## Listed records
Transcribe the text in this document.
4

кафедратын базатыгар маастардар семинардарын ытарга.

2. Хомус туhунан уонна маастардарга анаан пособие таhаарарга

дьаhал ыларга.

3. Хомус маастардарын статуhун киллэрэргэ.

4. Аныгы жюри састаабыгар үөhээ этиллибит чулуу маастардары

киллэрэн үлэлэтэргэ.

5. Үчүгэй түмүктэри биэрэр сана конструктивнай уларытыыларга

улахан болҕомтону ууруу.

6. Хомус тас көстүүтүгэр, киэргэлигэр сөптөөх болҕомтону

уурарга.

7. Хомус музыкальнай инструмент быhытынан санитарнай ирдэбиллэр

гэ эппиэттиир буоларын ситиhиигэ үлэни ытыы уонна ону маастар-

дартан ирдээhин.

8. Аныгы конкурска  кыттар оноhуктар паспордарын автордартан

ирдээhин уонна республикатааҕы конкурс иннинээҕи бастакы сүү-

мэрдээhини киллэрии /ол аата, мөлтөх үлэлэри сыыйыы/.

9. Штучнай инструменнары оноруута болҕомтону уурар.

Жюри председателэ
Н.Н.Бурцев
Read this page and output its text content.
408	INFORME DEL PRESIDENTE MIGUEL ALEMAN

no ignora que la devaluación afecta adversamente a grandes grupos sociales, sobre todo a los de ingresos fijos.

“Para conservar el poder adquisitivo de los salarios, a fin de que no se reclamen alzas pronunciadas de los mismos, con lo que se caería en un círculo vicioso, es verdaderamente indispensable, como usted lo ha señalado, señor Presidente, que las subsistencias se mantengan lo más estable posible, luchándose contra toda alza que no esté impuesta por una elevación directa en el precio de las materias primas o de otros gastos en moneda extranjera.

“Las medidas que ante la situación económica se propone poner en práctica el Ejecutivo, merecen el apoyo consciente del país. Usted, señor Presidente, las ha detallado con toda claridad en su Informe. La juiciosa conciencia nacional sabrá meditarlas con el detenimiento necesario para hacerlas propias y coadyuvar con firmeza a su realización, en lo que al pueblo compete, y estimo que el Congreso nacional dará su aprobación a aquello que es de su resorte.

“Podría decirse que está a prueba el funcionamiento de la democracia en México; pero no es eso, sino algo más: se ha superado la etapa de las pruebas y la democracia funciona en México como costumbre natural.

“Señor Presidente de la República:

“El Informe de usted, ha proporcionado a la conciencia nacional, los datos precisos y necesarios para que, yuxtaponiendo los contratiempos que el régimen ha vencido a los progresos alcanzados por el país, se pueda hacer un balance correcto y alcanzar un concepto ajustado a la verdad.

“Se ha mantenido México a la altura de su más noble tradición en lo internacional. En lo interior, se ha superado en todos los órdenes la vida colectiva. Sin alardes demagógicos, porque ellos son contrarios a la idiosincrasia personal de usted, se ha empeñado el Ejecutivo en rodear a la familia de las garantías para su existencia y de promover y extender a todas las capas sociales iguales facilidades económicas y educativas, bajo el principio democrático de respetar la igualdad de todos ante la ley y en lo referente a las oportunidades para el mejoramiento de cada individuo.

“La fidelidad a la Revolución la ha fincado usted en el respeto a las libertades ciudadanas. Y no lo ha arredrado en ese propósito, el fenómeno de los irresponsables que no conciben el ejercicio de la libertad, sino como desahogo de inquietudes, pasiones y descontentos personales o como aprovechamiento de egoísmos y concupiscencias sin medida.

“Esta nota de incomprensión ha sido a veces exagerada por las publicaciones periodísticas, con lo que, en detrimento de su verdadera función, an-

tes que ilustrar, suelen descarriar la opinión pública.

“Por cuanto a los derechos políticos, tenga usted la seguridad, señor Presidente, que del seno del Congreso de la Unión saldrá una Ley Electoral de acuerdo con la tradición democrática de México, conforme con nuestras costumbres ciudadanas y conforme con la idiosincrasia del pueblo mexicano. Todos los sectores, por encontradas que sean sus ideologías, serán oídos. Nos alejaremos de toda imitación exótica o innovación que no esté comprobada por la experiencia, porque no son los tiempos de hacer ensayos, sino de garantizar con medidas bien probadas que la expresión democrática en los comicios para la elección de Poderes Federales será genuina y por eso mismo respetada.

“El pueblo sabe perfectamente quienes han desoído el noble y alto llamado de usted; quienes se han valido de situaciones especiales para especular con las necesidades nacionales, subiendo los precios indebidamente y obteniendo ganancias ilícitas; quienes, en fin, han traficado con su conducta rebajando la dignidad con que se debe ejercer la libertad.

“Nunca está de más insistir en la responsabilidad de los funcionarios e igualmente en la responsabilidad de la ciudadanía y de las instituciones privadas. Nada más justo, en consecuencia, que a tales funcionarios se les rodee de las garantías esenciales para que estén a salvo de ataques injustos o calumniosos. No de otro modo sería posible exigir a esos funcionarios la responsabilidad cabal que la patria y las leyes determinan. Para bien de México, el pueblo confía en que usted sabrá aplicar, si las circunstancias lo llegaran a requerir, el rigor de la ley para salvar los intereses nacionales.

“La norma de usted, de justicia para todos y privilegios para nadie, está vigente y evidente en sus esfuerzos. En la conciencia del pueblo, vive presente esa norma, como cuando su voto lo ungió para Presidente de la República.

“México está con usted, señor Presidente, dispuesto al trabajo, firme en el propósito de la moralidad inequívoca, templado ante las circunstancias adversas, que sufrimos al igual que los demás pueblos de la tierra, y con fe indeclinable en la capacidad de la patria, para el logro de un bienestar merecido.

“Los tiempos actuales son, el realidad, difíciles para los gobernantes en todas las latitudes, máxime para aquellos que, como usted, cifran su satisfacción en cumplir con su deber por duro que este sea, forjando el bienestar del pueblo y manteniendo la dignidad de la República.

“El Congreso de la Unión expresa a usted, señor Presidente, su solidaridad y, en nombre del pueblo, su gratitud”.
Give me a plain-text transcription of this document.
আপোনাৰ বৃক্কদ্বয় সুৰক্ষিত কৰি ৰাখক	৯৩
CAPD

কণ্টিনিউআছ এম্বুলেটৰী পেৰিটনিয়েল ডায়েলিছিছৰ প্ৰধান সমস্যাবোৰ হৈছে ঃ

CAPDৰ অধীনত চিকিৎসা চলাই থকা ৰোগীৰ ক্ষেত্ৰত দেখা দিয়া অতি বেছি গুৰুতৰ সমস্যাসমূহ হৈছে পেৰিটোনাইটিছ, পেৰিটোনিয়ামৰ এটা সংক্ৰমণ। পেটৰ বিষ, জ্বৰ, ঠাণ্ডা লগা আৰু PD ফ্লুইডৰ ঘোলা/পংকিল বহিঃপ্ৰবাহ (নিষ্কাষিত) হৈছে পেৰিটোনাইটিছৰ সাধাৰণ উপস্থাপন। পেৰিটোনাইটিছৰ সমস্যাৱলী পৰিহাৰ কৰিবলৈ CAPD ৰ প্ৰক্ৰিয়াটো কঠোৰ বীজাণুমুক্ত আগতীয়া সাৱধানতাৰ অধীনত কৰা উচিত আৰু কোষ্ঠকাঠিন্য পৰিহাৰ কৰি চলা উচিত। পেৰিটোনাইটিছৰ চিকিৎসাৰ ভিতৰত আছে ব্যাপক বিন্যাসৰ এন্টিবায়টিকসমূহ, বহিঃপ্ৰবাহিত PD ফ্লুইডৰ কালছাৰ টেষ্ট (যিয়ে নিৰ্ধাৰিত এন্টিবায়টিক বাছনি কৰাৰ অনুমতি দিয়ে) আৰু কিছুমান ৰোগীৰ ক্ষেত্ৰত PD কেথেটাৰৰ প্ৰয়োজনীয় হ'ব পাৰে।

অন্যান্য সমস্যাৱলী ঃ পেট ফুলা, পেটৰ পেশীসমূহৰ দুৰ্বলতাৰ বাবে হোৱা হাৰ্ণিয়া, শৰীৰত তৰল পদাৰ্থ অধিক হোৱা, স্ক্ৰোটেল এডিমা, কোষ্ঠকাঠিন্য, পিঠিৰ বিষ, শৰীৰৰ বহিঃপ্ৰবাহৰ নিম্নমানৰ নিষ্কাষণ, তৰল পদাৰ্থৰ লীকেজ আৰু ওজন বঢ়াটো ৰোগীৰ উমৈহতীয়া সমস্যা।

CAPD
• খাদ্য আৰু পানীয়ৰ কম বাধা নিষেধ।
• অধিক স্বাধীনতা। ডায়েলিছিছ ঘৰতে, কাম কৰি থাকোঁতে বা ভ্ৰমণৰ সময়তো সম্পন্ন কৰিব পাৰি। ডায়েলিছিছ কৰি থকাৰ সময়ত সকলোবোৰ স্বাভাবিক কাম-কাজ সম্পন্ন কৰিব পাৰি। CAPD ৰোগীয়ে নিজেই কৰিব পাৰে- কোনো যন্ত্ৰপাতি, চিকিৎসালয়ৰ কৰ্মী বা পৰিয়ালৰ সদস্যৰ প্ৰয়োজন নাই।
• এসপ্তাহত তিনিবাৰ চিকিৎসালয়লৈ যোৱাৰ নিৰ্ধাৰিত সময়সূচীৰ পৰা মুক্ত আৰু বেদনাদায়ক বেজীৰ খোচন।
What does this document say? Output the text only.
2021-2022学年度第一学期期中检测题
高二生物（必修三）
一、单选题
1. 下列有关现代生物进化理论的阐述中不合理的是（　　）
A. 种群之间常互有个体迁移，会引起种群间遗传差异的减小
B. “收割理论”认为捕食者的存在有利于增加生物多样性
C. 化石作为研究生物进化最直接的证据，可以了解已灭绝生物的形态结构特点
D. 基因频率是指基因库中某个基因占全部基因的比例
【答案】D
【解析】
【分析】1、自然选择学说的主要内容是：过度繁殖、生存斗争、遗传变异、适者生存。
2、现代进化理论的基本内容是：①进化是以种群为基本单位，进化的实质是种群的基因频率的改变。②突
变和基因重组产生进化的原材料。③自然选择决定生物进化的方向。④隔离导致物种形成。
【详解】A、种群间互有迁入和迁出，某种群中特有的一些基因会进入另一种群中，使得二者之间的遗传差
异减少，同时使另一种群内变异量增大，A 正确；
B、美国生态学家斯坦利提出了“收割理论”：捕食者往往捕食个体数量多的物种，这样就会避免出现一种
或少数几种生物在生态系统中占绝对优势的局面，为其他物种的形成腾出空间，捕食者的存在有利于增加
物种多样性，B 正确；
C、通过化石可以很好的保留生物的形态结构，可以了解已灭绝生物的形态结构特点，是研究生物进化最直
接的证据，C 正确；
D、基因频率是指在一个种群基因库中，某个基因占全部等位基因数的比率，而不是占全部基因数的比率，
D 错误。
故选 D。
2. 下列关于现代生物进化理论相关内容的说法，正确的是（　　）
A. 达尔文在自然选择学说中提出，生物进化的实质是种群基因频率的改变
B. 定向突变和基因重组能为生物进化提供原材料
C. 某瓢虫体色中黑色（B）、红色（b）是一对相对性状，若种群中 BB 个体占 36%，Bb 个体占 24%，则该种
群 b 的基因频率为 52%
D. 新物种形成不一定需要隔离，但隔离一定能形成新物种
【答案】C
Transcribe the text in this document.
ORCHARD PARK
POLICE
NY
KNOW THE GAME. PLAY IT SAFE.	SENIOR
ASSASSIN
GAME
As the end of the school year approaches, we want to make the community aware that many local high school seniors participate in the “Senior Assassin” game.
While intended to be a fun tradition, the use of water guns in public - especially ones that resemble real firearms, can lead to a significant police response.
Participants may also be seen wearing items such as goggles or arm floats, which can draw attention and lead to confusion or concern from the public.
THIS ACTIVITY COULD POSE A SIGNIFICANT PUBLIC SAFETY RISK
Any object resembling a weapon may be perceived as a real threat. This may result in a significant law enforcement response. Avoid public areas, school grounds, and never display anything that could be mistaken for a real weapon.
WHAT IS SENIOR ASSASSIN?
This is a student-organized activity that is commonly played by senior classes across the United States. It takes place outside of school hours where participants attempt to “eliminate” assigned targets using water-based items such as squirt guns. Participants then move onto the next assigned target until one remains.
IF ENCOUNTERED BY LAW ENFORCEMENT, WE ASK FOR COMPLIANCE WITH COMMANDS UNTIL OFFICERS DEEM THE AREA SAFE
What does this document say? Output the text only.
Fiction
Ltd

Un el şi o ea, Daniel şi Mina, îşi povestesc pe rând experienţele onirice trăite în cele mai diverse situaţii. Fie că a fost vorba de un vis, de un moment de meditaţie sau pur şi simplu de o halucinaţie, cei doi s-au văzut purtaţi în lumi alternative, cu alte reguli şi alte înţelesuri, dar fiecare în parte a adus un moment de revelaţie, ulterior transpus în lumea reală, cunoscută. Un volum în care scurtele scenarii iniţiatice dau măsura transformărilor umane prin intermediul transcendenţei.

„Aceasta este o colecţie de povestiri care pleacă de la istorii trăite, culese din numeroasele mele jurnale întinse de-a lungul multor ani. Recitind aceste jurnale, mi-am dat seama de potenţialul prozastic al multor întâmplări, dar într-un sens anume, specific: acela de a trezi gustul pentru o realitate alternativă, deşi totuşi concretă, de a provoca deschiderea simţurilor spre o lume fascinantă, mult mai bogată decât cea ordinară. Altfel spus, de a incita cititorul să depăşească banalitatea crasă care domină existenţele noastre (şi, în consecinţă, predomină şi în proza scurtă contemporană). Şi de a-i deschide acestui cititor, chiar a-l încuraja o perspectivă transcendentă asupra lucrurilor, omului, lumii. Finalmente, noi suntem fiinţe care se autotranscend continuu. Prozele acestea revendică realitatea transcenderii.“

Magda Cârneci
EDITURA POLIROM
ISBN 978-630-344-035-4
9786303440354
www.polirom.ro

## To be done
Each line of the material that holds the string "nacionales" counts once; give the total alone.

## Solution to the problem
2